(Collected data entries)
+ + + + + + +

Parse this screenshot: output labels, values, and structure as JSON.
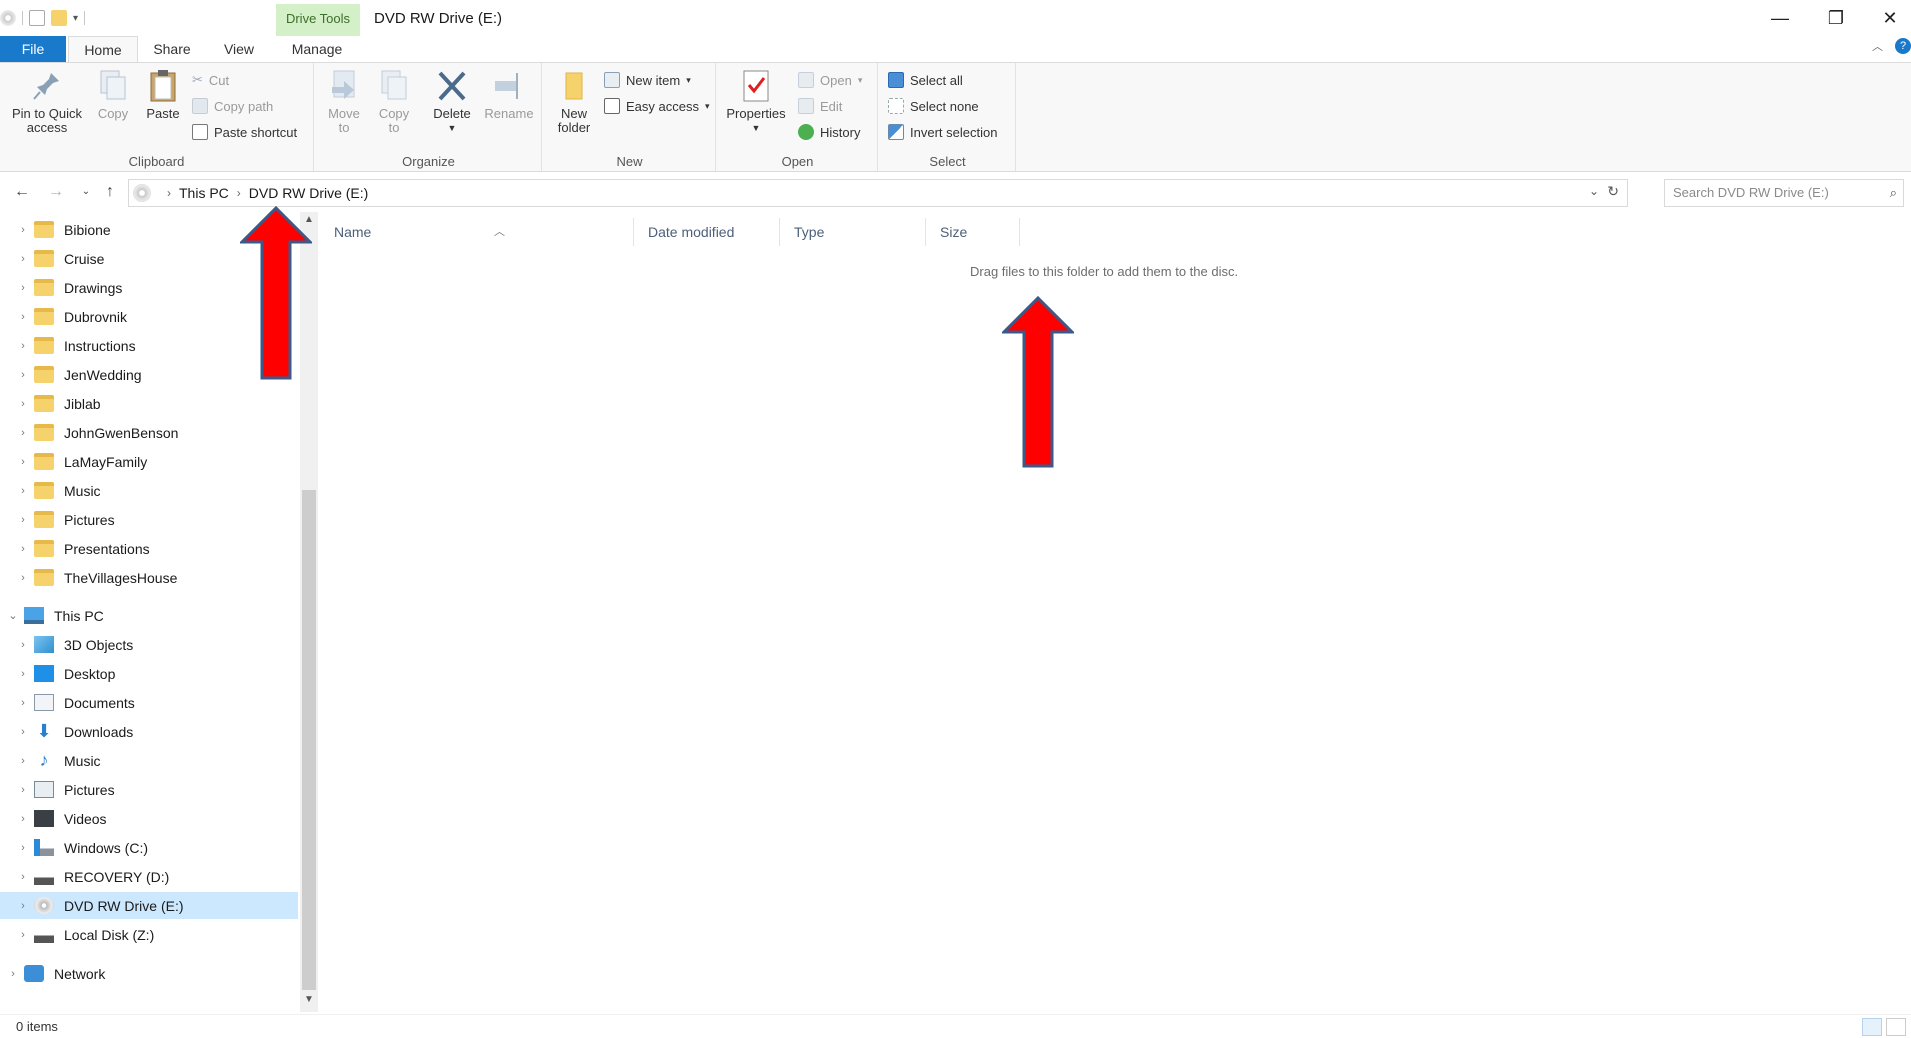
{
  "window": {
    "title": "DVD RW Drive (E:)",
    "contextual_group": "Drive Tools",
    "controls": {
      "minimize": "—",
      "restore": "❐",
      "close": "✕"
    }
  },
  "tabs": {
    "file": "File",
    "home": "Home",
    "share": "Share",
    "view": "View",
    "manage": "Manage"
  },
  "ribbon": {
    "clipboard": {
      "label": "Clipboard",
      "pin": "Pin to Quick access",
      "copy": "Copy",
      "paste": "Paste",
      "cut": "Cut",
      "copy_path": "Copy path",
      "paste_shortcut": "Paste shortcut"
    },
    "organize": {
      "label": "Organize",
      "move_to": "Move to",
      "copy_to": "Copy to",
      "delete": "Delete",
      "rename": "Rename"
    },
    "new": {
      "label": "New",
      "new_folder": "New folder",
      "new_item": "New item",
      "easy_access": "Easy access"
    },
    "open": {
      "label": "Open",
      "properties": "Properties",
      "open": "Open",
      "edit": "Edit",
      "history": "History"
    },
    "select": {
      "label": "Select",
      "select_all": "Select all",
      "select_none": "Select none",
      "invert_selection": "Invert selection"
    }
  },
  "address": {
    "crumbs": [
      "This PC",
      "DVD RW Drive (E:)"
    ],
    "search_placeholder": "Search DVD RW Drive (E:)"
  },
  "nav_tree": {
    "folders": [
      "Bibione",
      "Cruise",
      "Drawings",
      "Dubrovnik",
      "Instructions",
      "JenWedding",
      "Jiblab",
      "JohnGwenBenson",
      "LaMayFamily",
      "Music",
      "Pictures",
      "Presentations",
      "TheVillagesHouse"
    ],
    "this_pc": "This PC",
    "pc_items": [
      "3D Objects",
      "Desktop",
      "Documents",
      "Downloads",
      "Music",
      "Pictures",
      "Videos",
      "Windows (C:)",
      "RECOVERY (D:)",
      "DVD RW Drive (E:)",
      "Local Disk (Z:)"
    ],
    "network": "Network",
    "selected": "DVD RW Drive (E:)"
  },
  "columns": {
    "name": "Name",
    "date_modified": "Date modified",
    "type": "Type",
    "size": "Size"
  },
  "content": {
    "empty_message": "Drag files to this folder to add them to the disc."
  },
  "status": {
    "items": "0 items"
  },
  "colors": {
    "accent": "#1979ca",
    "selected": "#cce8ff",
    "arrow_fill": "#ff0000",
    "arrow_stroke": "#3a5a8c"
  }
}
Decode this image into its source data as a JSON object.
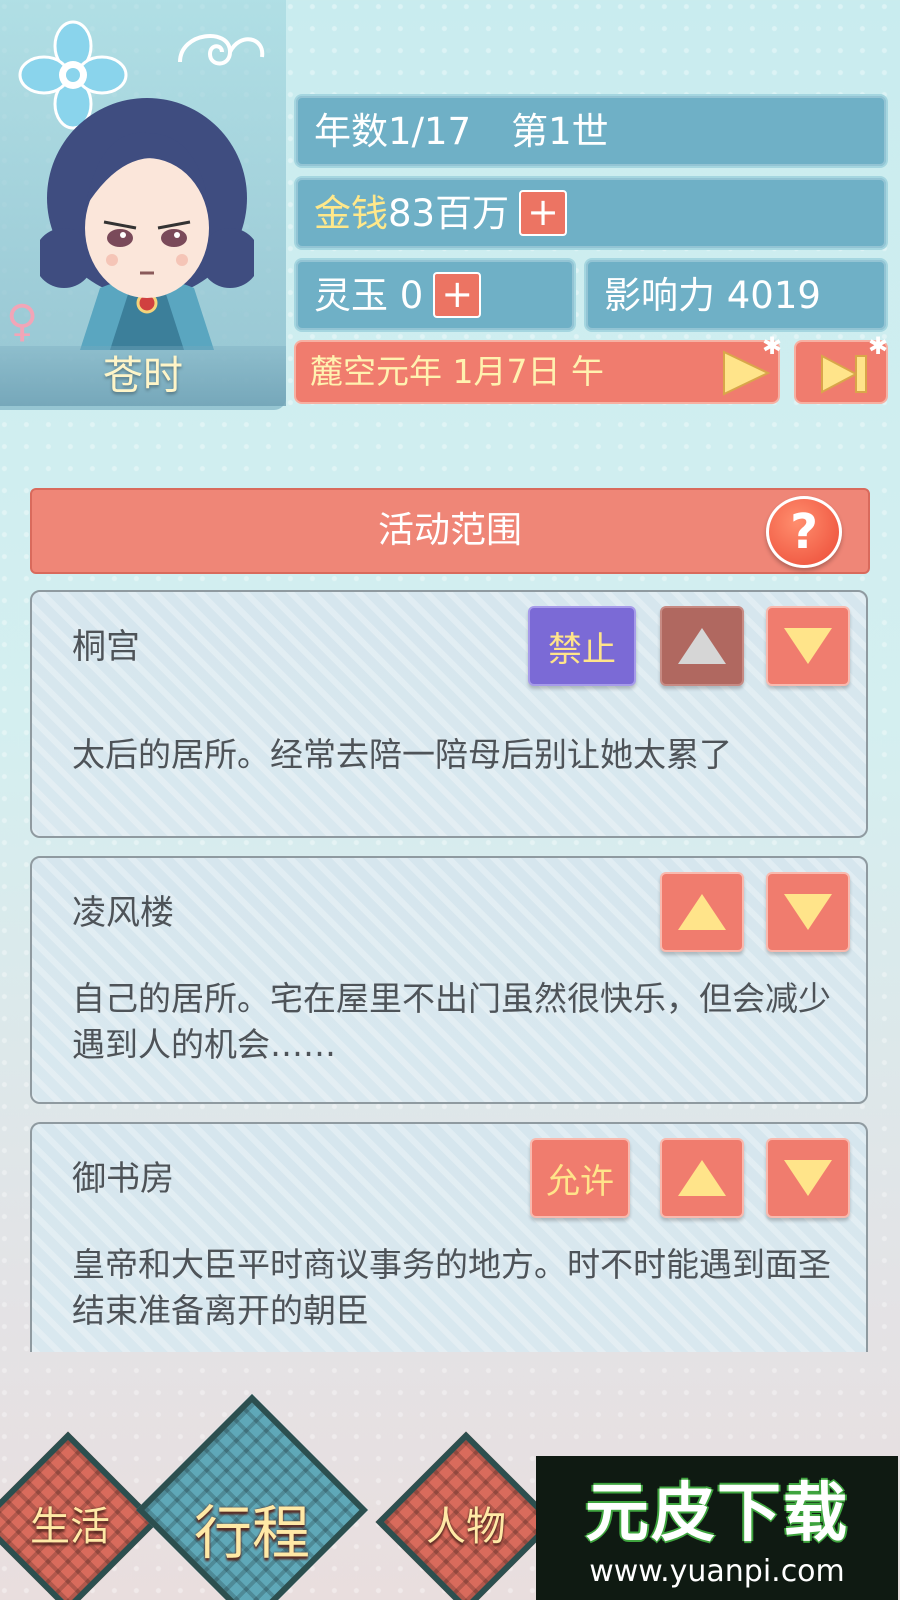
{
  "header": {
    "character_name": "苍时",
    "gender_symbol": "♀",
    "year_label": "年数1/17",
    "generation_label": "第1世",
    "money_label": "金钱",
    "money_value": "83百万",
    "plus_symbol": "+",
    "jade_label": "灵玉 0",
    "influence_label": "影响力 4019",
    "date_text": "麓空元年 1月7日 午"
  },
  "section": {
    "title": "活动范围",
    "help_symbol": "?"
  },
  "locations": [
    {
      "name": "桐宫",
      "toggle_label": "禁止",
      "description": "太后的居所。经常去陪一陪母后别让她太累了"
    },
    {
      "name": "凌风楼",
      "description": "自己的居所。宅在屋里不出门虽然很快乐，但会减少遇到人的机会……"
    },
    {
      "name": "御书房",
      "toggle_label": "允许",
      "description": "皇帝和大臣平时商议事务的地方。时不时能遇到面圣结束准备离开的朝臣"
    }
  ],
  "bottom_nav": {
    "items": [
      "生活",
      "行程",
      "人物"
    ]
  },
  "watermark": {
    "title": "元皮下载",
    "url": "www.yuanpi.com"
  },
  "colors": {
    "stat_bg": "#6fb0c6",
    "coral": "#f07c6e",
    "forbid_purple": "#7b6ad6",
    "arrow_yellow": "#ffe48a"
  }
}
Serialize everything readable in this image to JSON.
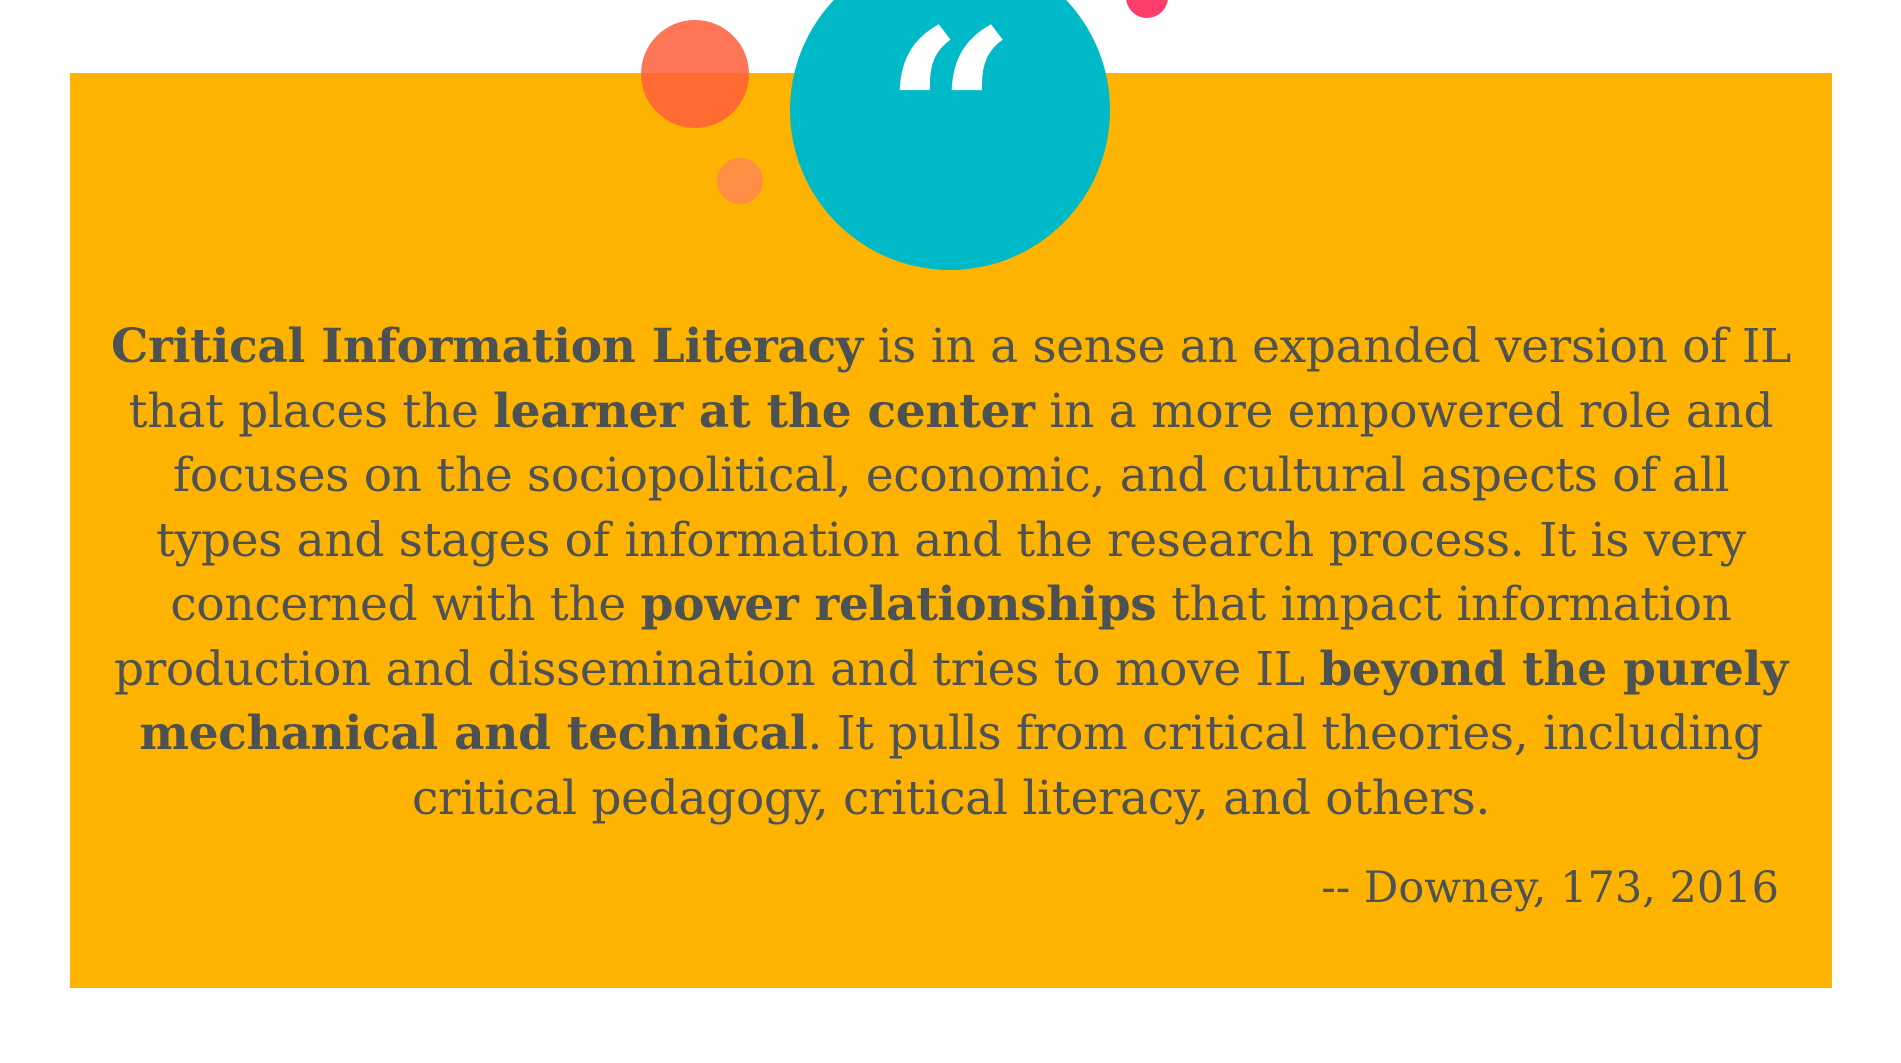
{
  "quote": {
    "mark": "“",
    "segments": [
      {
        "text": "Critical Information Literacy",
        "bold": true
      },
      {
        "text": " is in a sense an expanded version of IL that places the ",
        "bold": false
      },
      {
        "text": "learner at the center",
        "bold": true
      },
      {
        "text": " in a more empowered role and focuses on the sociopolitical, economic, and cultural aspects of all types and stages of information and the research process. It is very concerned with the ",
        "bold": false
      },
      {
        "text": "power relationships",
        "bold": true
      },
      {
        "text": " that impact information production and dissemination and tries to move IL ",
        "bold": false
      },
      {
        "text": "beyond the purely mechanical and technical",
        "bold": true
      },
      {
        "text": ". It pulls from critical theories, including critical pedagogy, critical literacy, and others.",
        "bold": false
      }
    ],
    "citation": "-- Downey, 173, 2016"
  },
  "colors": {
    "card_background": "#FDB300",
    "quote_circle": "#00B9C6",
    "text": "#4E5255",
    "accent_red": "#FF5E3A",
    "accent_orange": "#FF8A4C",
    "accent_pink": "#FF3D6A"
  },
  "icons": {
    "quote_mark": "quote-mark-icon"
  }
}
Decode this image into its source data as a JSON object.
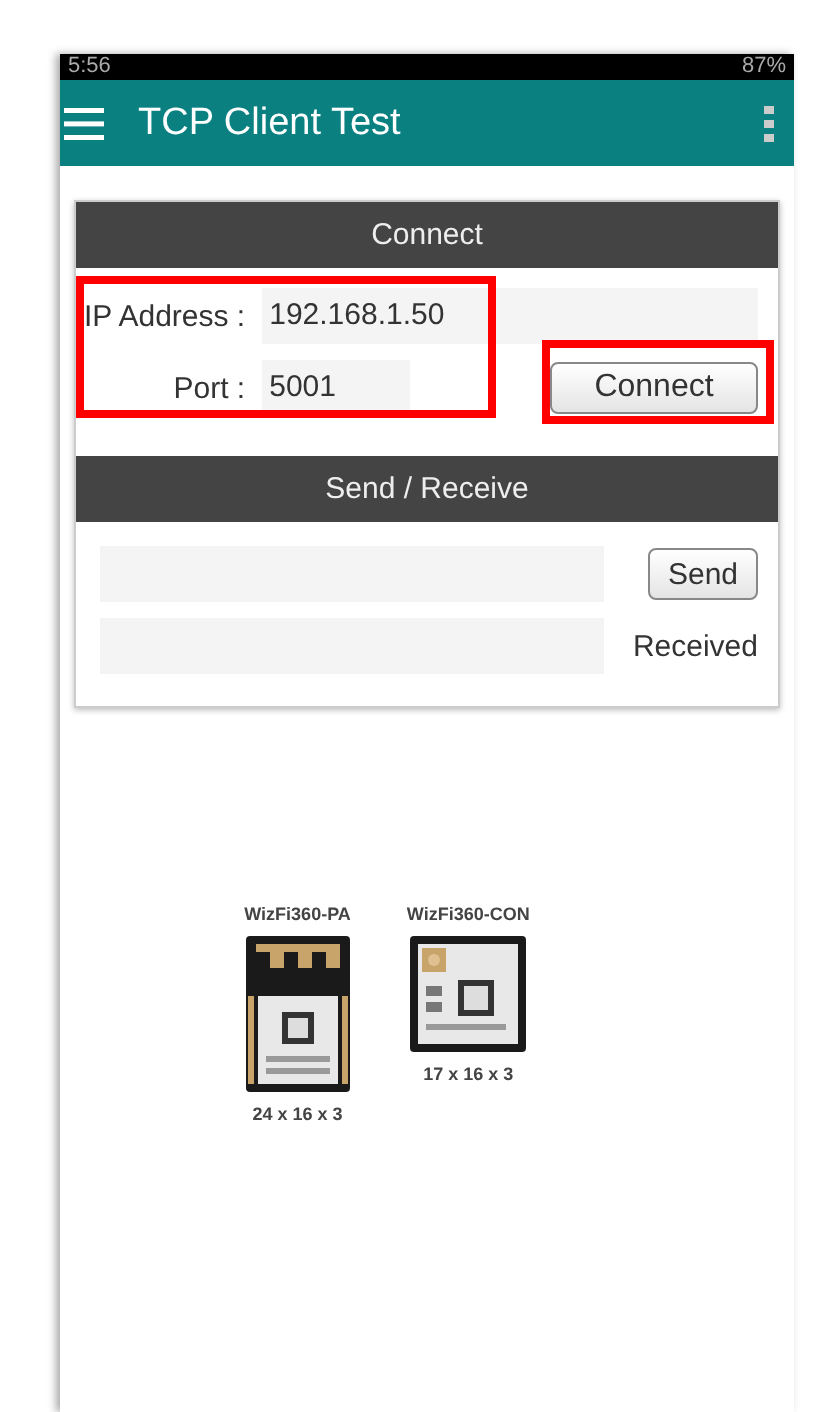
{
  "status_bar": {
    "time": "5:56",
    "battery": "87%"
  },
  "app_bar": {
    "title": "TCP Client Test"
  },
  "connect_section": {
    "header": "Connect",
    "ip_label": "IP Address :",
    "ip_value": "192.168.1.50",
    "port_label": "Port :",
    "port_value": "5001",
    "button": "Connect"
  },
  "send_section": {
    "header": "Send / Receive",
    "send_button": "Send",
    "received_label": "Received"
  },
  "modules": [
    {
      "name": "WizFi360-PA",
      "size": "24 x 16 x 3",
      "kind": "pa"
    },
    {
      "name": "WizFi360-CON",
      "size": "17 x 16 x 3",
      "kind": "con"
    }
  ]
}
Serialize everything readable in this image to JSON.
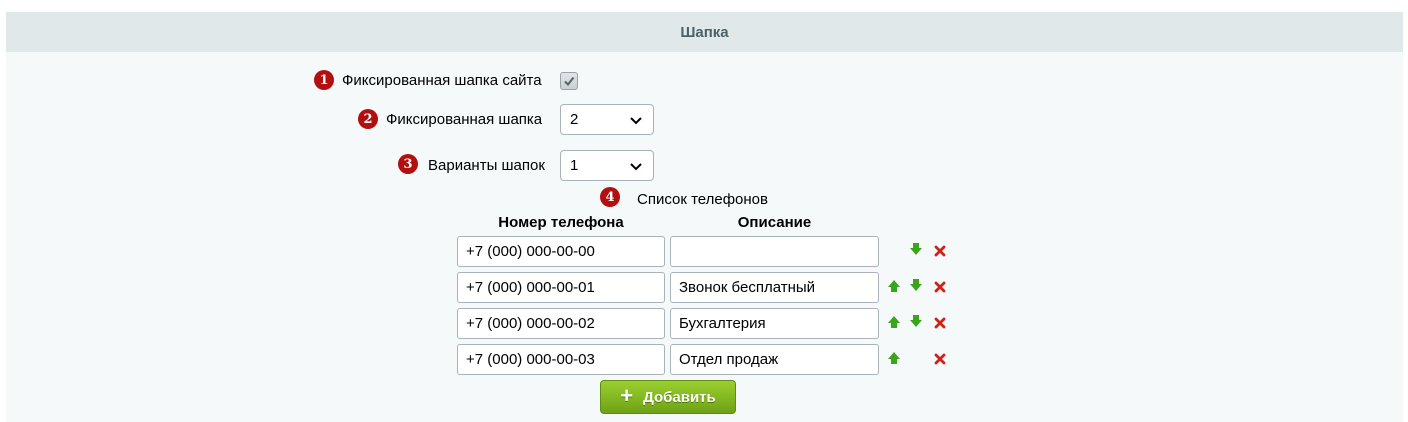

+ + + + + + +

→ **Work to be completed**: The word "size" appears in how many lines of the data? Answer with only the number.

→ **Solution**: 3